### [ЗАДАНИЕ A]
О чём статья, которую он переводит в отрывке о тихих выходных?
### [ЗАДАНИЕ B]
Продолжите отрывок о тихих выходных, начав сразу после его последнего предложения.

### [ИСХОДНЫЙ ОТРЫВОК]
>>>
Я прихожу иногда к нему на обед, остаюсь на ночь и полюбила проводить у него выходные, потому что тут полная тишина, безмятежность и спокойствие.
Я только ем, пью чай, валяюсь в кровати, разговариваю, слушаю его лекции и читаю книжки. И говорю «спой, птичка!». И поздно вечером мы выходим гулять на набережную, а потом возвращаемся и пьем чай.
Это лучшие мои квазиотношения за все последние годы.
Когда он уедет, мне будет очень плохо.
Так что это все ужасно и глупо.
Но пока я читаю книжку, а он переводит статью про Сахалин.
А до этого он болтал по скайпу с кузеном, а я бессовестно слушала.
<<<
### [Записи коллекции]
>>>
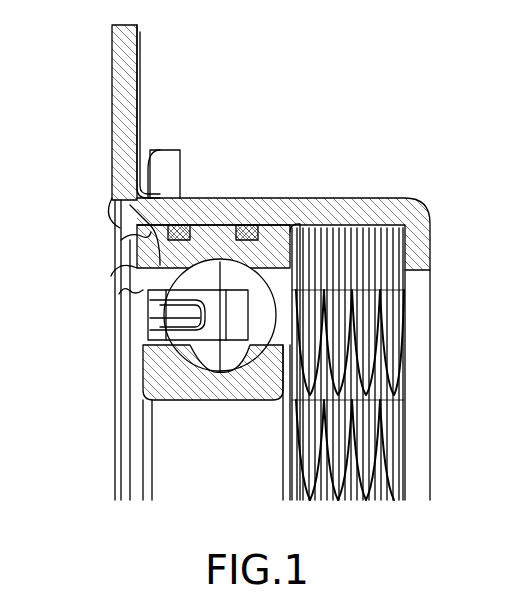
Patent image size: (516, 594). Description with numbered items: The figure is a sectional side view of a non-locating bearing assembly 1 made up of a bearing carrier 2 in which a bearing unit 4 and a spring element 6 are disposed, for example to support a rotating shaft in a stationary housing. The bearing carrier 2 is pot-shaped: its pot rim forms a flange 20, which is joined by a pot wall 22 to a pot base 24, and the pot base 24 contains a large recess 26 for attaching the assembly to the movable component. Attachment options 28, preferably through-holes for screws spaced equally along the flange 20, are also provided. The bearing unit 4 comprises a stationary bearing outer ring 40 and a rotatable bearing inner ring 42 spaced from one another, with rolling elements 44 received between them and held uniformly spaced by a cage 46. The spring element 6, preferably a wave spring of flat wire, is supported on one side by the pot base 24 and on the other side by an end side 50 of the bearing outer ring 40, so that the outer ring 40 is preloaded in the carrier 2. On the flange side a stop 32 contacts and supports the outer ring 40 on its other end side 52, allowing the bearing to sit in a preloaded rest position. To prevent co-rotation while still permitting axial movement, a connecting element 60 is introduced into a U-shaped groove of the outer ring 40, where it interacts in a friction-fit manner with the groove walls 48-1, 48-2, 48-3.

The non-locating bearing assembly 1 is at (247, 57).
The bearing carrier 2 is at (100, 77).
The bearing unit 4 is at (100, 388).
The spring element 6 is at (405, 464).
The flange 20 is at (130, 64).
The pot wall 22 is at (263, 198).
The pot base 24 is at (422, 235).
The large recess 26 is at (420, 378).
The attachment options 28 is at (166, 161).
The stop 32 is at (130, 235).
The bearing outer ring 40 is at (298, 232).
The bearing inner ring 42 is at (184, 382).
The rolling elements 44 is at (232, 350).
The cage 46 is at (147, 334).
The groove wall 48-1 is at (130, 200).
The groove wall 48-2 is at (128, 270).
The groove wall 48-3 is at (130, 290).
The end side 50 is at (334, 232).
The end side 52 is at (130, 258).
The connecting element 60 is at (244, 224).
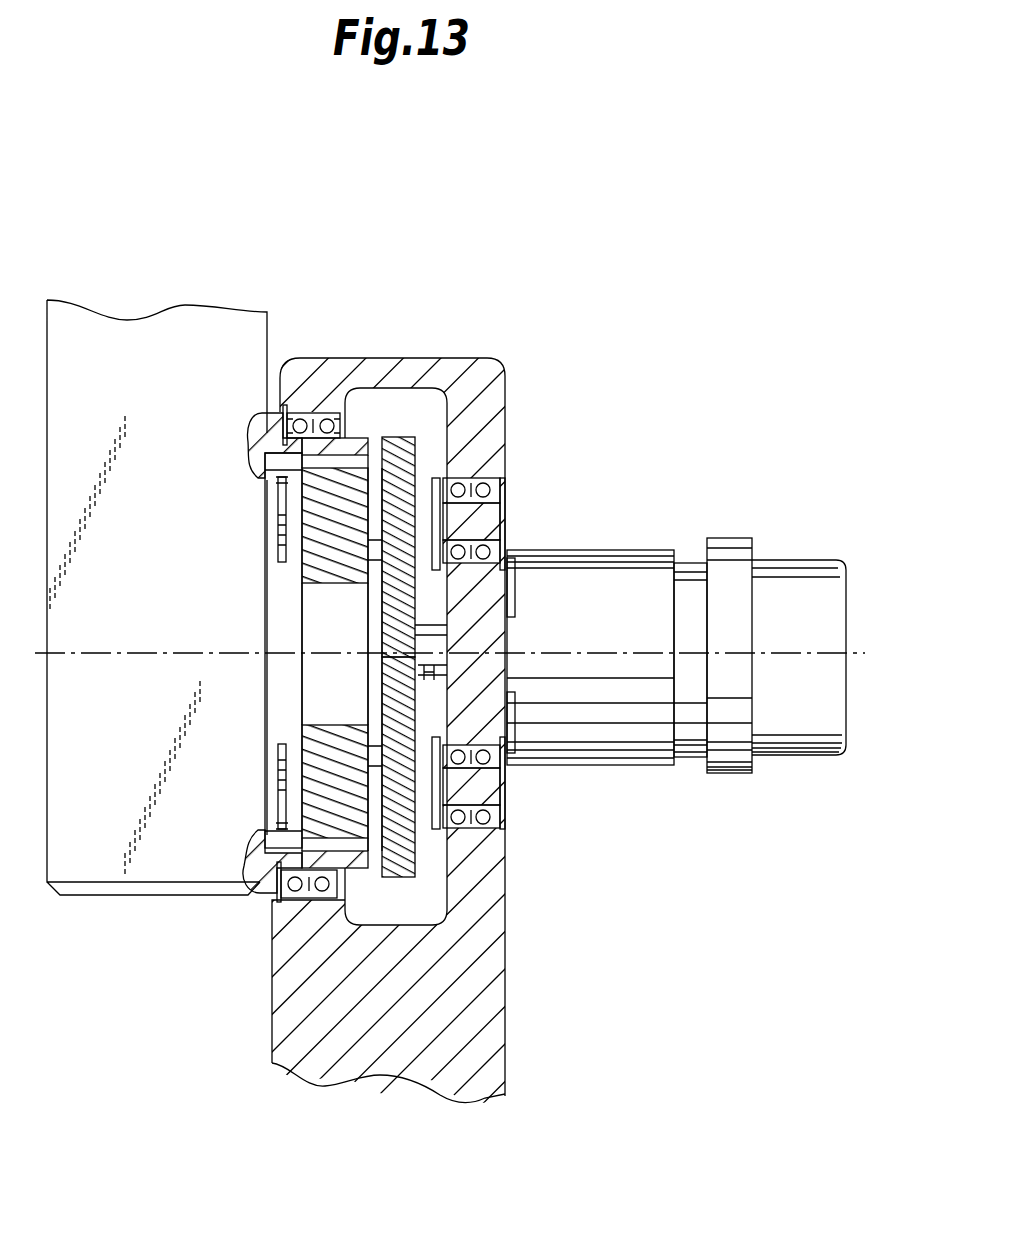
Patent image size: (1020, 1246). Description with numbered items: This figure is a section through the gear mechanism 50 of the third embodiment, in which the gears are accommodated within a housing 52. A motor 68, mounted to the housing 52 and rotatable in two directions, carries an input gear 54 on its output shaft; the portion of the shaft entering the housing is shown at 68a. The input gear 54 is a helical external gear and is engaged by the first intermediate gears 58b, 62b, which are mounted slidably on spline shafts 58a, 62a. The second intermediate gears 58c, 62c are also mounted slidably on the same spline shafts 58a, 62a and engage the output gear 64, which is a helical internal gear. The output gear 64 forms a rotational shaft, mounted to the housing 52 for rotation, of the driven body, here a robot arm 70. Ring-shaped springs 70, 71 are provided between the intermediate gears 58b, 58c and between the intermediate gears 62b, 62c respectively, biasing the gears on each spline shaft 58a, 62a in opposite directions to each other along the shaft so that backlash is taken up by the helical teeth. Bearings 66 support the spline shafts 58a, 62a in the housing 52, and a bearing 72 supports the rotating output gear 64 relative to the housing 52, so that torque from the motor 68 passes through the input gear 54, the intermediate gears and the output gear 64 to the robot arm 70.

The gear mechanism 50 is at (382, 270).
The housing 52 is at (508, 385).
The input gear 54 is at (385, 633).
The spline shaft 58a is at (505, 525).
The first intermediate gear 58b is at (418, 440).
The second intermediate gear 58c is at (292, 502).
The spline shaft 62a is at (505, 795).
The first intermediate gear 62b is at (382, 877).
The second intermediate gear 62c is at (292, 838).
The output gear 64 is at (361, 438).
The bearings 66 is at (505, 492).
The motor 68 is at (795, 560).
The output shaft end portion 68a is at (447, 630).
The spring 70 is at (180, 302).
The spring 71 is at (370, 740).
The bearing 72 is at (301, 412).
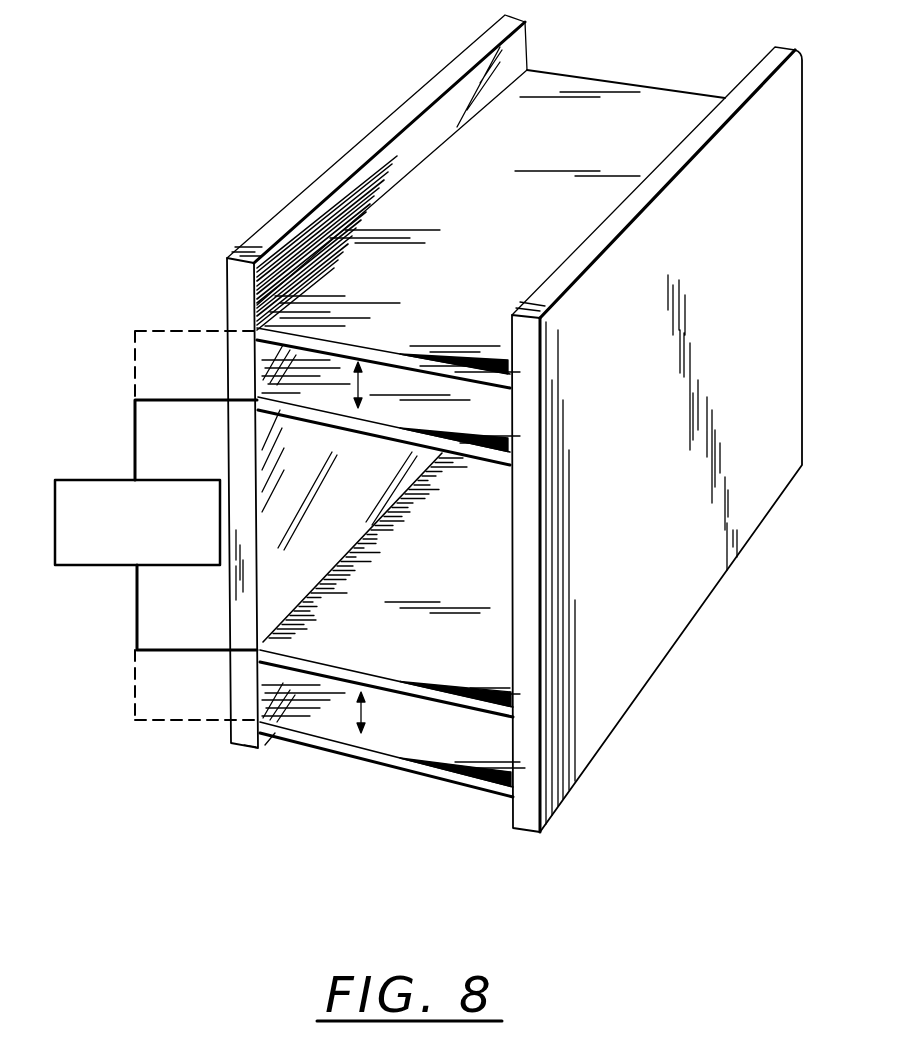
<<<
### [ОТВЕТ A]
О Сахалине.

### [ОТВЕТ B]
В общем, у нас косплей семьи в условиях минимального времени: я приехала на такси и позвонила со словами «я дома». Так нельзя. Да и мне постоянно приходится себе напоминать, что несмотря на вот эту идиллию, все равно потом бы нам все наскучило и мы бы возненавидели друг друга. И я спрашиваю – неужели мы бы и правда друг друга возненавидели? А он говорит – конечно, да.
Но пока что мы целый день сегодня провалились в кровати и только к вечеру выбрались на набережную погреться на солнце.
И мне вот хочется этого глупого семейного симулякра.
Запись от 20.08.2016
Тем временем, я провела у Юры три ночи подряд, с трудом увезла от него всего вещи и с еще более трудом уехала сама, и теперь должна вроде как заниматься своими делами, но мне ничего особо и не хочется.
Я уже миллиард лет не ночевала у мужчин, так что это все очень странно воспринимается.
Он уже определился с жильем в Оксфорде, будет жить в комнате в старом купеческом доме недалеко от Темзы (так что вчера днем он мирно дремал рядом, а я хотела воткнуть ему в горло карандаш)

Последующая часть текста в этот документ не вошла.